Stated goal » For the listing underneath, give the count of lines containing the string "title" and nothing further.
---------- Supplied information
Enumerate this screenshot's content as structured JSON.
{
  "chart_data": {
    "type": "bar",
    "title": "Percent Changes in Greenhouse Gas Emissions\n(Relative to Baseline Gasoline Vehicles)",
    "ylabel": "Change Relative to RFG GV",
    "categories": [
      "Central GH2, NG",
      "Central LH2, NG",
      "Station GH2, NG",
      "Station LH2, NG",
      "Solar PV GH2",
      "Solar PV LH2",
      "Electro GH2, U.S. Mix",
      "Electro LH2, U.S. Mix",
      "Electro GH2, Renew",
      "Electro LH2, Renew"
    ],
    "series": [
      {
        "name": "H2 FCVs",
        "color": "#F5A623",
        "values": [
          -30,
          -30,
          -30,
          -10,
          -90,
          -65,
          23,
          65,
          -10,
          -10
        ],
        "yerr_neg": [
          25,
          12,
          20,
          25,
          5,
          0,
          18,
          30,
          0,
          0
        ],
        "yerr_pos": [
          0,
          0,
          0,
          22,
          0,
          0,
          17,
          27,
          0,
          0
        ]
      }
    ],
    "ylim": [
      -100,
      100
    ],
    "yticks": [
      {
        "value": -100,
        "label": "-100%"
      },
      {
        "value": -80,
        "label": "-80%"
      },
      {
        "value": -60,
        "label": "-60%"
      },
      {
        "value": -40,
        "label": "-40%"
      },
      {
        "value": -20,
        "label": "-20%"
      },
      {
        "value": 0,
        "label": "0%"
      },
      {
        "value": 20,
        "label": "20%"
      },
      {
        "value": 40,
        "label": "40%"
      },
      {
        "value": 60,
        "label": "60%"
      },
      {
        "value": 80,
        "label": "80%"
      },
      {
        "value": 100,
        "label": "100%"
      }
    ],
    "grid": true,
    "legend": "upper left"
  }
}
--------------------
---------- Supplied information
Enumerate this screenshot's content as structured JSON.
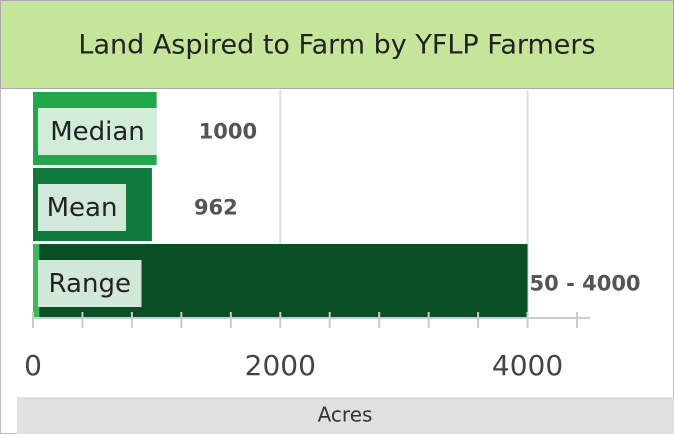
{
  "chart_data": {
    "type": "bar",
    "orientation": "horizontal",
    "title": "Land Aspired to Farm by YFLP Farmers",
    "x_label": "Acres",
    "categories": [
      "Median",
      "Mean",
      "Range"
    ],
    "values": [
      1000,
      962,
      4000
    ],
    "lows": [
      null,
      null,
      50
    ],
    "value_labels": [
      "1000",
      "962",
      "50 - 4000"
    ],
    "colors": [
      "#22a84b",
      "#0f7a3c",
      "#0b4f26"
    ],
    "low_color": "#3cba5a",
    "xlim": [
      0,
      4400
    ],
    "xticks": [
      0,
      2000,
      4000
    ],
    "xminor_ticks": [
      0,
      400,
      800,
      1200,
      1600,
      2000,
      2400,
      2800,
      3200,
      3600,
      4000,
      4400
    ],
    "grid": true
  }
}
--------------------
Response to the task » 2